Reproduce every record below exactly as written, leaving out any pictures.

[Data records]

....................

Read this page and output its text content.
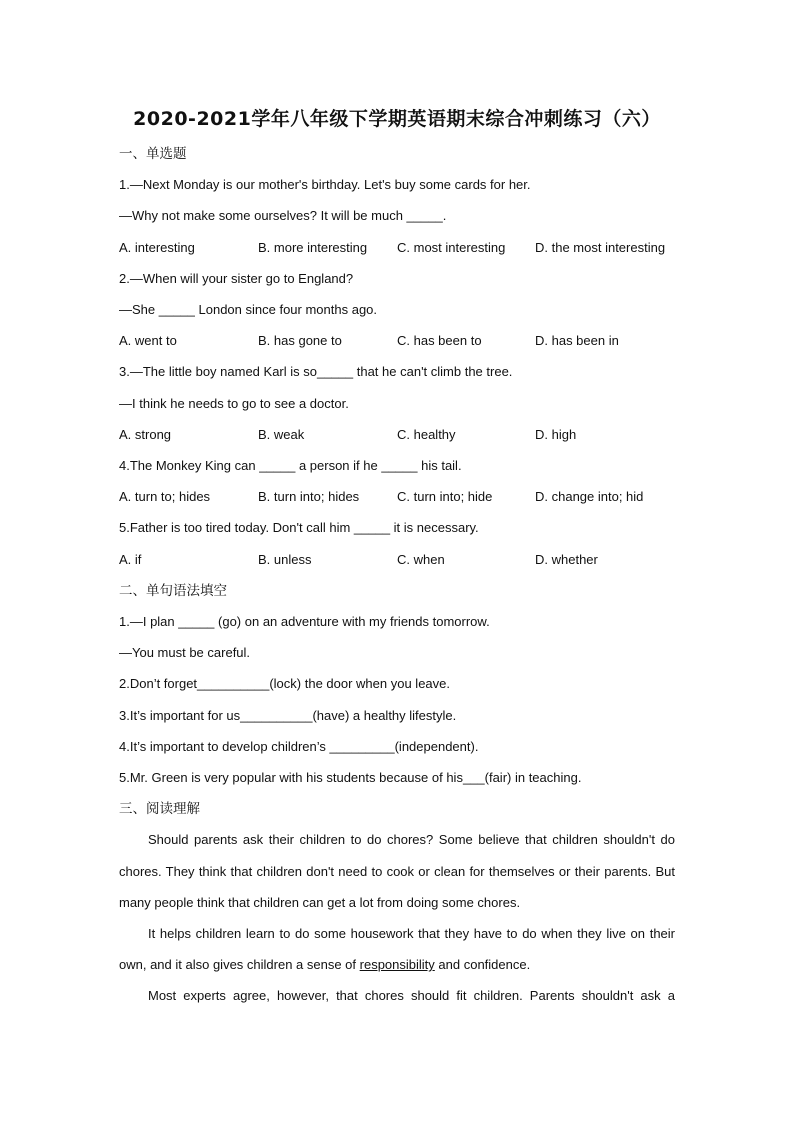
2020-2021学年八年级下学期英语期末综合冲刺练习（六）
一、单选题
1.—Next Monday is our mother's birthday. Let's buy some cards for her.
—Why not make some ourselves? It will be much _____.
A. interesting	B. more interesting C. most interesting D. the most interesting
2.—When will your sister go to England?
—She _____ London since four months ago.
A. went to	B. has gone to	C. has been to	D. has been in
3.—The little boy named Karl is so_____ that he can't climb the tree.
—I think he needs to go to see a doctor.
A. strong	B. weak	C. healthy	D. high
4.The Monkey King can _____ a person if he _____ his tail.
A. turn to; hides	B. turn into; hides	C. turn into; hide	D. change into; hid
5.Father is too tired today. Don't call him _____ it is necessary.
A. if	B. unless	C. when	D. whether
二、单句语法填空
1.—I plan _____ (go) on an adventure with my friends tomorrow.
—You must be careful.
2.Don’t forget__________(lock) the door when you leave.
3.It’s important for us__________(have) a healthy lifestyle.
4.It’s important to develop children’s _________(independent).
5.Mr. Green is very popular with his students because of his___(fair) in teaching.
三、阅读理解
Should parents ask their children to do chores? Some believe that children shouldn't do
chores. They think that children don't need to cook or clean for themselves or their parents. But
many people think that children can get a lot from doing some chores.
It helps children learn to do some housework that they have to do when they live on their
own, and it also gives children a sense of responsibility and confidence.
Most experts agree, however, that chores should fit children. Parents shouldn't ask a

....................

Output
Read this page and output its text content.
2020-2021学年八年级下学期英语期末综合冲刺练习（六）
一、单选题
1.—Next Monday is our mother's birthday. Let's buy some cards for her.
—Why not make some ourselves? It will be much _____.
A. interesting	B. more interesting C. most interesting D. the most interesting
2.—When will your sister go to England?
—She _____ London since four months ago.
A. went to	B. has gone to	C. has been to	D. has been in
3.—The little boy named Karl is so_____ that he can't climb the tree.
—I think he needs to go to see a doctor.
A. strong	B. weak	C. healthy	D. high
4.The Monkey King can _____ a person if he _____ his tail.
A. turn to; hides	B. turn into; hides	C. turn into; hide	D. change into; hid
5.Father is too tired today. Don't call him _____ it is necessary.
A. if	B. unless	C. when	D. whether
二、单句语法填空
1.—I plan _____ (go) on an adventure with my friends tomorrow.
—You must be careful.
2.Don’t forget__________(lock) the door when you leave.
3.It’s important for us__________(have) a healthy lifestyle.
4.It’s important to develop children’s _________(independent).
5.Mr. Green is very popular with his students because of his___(fair) in teaching.
三、阅读理解
Should parents ask their children to do chores? Some believe that children shouldn't do
chores. They think that children don't need to cook or clean for themselves or their parents. But
many people think that children can get a lot from doing some chores.
It helps children learn to do some housework that they have to do when they live on their
own, and it also gives children a sense of responsibility and confidence.
Most experts agree, however, that chores should fit children. Parents shouldn't ask a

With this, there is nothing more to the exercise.